**Written instruction:** Extract from the listing each line in which the word "text" appears.

[Extracted data entries]
--- Begin ---

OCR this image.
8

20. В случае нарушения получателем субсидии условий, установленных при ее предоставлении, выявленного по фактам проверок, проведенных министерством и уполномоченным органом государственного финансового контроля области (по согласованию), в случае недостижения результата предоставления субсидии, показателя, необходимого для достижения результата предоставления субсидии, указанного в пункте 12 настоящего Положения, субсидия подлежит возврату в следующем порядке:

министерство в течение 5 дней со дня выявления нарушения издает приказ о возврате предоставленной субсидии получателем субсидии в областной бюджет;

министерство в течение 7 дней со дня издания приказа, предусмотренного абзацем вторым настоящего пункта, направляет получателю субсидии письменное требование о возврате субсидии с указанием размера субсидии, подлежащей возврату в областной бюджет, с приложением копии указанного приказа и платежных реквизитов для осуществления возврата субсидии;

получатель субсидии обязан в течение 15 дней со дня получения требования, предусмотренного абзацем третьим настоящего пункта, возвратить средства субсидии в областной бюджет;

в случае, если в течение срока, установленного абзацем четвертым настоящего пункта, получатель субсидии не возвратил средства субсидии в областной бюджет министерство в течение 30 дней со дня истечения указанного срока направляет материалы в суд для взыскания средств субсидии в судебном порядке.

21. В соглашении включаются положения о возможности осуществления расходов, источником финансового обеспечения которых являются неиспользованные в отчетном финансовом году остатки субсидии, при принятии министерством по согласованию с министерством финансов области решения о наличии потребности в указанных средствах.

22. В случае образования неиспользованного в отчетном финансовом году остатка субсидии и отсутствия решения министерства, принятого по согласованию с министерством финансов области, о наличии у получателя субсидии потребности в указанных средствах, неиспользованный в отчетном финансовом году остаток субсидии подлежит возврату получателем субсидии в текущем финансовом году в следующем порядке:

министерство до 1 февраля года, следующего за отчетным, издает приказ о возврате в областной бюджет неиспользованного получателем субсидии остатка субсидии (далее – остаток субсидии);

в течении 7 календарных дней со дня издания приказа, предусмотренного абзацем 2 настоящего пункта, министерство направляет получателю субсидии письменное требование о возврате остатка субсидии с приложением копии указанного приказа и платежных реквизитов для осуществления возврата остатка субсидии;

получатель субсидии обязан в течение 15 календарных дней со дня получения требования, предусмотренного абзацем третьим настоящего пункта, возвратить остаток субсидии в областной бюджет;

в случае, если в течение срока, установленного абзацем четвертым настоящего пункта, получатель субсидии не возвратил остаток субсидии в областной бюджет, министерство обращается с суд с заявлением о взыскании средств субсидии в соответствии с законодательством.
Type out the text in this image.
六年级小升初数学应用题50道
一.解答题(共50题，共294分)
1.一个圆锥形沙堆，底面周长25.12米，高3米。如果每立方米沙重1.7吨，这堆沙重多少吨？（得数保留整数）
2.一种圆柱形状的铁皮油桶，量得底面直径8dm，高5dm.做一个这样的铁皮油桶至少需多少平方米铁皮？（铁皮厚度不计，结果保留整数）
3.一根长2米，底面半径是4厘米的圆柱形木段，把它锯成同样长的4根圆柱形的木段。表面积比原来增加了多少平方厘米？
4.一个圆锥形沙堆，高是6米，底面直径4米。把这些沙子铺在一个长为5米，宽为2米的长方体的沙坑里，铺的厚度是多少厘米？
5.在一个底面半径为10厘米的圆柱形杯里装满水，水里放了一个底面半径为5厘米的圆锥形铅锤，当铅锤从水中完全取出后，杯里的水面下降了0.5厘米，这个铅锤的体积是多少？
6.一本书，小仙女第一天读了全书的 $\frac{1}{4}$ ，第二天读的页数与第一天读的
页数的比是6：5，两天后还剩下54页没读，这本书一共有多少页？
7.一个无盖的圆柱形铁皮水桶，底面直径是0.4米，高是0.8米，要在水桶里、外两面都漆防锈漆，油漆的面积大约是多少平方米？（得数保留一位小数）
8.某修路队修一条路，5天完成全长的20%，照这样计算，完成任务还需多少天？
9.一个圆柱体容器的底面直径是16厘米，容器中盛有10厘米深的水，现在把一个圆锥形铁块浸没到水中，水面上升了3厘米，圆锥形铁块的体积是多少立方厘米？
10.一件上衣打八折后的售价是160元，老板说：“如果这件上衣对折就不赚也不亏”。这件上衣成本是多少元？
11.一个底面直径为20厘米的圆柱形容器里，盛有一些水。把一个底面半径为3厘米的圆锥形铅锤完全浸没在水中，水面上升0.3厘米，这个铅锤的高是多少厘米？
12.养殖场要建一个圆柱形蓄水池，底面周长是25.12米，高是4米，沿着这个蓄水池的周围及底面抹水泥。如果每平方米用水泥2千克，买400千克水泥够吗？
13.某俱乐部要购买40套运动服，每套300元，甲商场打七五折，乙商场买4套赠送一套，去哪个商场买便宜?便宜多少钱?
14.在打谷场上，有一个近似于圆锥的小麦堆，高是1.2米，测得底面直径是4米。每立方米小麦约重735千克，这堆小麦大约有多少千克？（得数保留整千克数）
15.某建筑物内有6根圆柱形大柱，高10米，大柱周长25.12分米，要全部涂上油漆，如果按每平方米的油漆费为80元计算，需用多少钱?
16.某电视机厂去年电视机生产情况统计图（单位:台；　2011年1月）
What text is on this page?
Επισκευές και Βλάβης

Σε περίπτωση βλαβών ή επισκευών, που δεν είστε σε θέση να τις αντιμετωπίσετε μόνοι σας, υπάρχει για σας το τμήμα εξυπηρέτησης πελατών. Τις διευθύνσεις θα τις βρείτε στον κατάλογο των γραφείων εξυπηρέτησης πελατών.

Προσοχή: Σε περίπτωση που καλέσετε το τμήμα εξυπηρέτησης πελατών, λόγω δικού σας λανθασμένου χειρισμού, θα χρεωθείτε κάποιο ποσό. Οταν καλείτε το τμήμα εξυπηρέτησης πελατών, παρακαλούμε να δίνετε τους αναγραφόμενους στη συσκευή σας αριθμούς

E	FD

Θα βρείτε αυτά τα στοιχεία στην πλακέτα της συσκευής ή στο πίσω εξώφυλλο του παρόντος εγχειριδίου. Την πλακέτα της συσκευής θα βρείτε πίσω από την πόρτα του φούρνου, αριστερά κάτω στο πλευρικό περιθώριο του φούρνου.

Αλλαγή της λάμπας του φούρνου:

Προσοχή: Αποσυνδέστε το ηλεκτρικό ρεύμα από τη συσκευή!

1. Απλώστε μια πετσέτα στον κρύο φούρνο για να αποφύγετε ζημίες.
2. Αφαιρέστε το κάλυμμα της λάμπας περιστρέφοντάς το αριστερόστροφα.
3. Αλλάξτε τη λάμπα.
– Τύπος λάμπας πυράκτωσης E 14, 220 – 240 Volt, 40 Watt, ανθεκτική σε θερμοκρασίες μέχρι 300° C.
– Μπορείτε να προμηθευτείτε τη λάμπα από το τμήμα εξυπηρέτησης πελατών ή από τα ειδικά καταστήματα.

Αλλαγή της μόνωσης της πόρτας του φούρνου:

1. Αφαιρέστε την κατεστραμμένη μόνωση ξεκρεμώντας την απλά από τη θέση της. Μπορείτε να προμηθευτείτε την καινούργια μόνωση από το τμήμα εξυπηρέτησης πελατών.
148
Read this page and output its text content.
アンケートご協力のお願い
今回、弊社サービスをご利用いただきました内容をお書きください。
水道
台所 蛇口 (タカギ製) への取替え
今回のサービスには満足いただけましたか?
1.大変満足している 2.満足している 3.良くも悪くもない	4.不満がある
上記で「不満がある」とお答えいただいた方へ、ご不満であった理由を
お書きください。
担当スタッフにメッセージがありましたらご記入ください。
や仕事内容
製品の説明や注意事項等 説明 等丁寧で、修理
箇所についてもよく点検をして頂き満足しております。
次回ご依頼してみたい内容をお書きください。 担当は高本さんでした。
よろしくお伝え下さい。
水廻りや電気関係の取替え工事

--- End ---

**Correct response:**
Type out the text in this image.
What text is on this page?
Read this page and output its text content.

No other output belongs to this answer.